WHAT IS REQUIRED: Lines containing "racial" are to be counted. Report the count alone.

EXERCISE MATERIALS:
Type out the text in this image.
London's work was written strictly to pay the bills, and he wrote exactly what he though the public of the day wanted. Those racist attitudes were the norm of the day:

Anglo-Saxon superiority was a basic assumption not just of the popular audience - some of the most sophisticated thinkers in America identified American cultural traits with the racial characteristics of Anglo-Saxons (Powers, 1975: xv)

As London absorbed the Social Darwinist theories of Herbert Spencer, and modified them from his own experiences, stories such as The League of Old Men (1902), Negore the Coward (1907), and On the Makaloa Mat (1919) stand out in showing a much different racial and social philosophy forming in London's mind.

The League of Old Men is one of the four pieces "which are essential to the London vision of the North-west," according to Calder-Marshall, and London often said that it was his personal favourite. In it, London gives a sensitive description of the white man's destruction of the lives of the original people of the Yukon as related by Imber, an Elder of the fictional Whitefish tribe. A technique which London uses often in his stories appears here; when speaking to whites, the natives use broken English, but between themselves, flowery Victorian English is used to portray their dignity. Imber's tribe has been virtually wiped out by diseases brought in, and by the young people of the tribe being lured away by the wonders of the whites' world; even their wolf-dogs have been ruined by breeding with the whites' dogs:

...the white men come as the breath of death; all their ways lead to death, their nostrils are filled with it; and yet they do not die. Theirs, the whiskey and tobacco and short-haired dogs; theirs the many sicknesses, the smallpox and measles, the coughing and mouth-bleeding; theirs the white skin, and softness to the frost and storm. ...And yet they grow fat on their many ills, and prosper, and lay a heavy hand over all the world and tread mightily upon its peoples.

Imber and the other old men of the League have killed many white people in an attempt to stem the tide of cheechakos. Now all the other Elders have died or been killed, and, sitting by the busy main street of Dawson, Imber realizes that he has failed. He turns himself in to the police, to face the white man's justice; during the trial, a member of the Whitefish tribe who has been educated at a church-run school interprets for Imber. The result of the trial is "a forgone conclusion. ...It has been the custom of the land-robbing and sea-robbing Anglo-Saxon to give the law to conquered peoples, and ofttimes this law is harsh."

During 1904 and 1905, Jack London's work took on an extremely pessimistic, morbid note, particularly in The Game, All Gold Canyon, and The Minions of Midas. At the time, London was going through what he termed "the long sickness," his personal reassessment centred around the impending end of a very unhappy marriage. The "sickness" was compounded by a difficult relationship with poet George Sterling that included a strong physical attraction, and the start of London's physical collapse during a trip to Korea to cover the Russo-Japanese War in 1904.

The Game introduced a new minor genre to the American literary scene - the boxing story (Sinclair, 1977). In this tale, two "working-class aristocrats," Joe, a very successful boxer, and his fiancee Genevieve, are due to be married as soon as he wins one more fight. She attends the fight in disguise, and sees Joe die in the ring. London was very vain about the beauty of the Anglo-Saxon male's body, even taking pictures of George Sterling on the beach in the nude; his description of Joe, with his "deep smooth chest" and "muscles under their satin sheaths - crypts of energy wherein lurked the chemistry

TASK SOLUTION: 2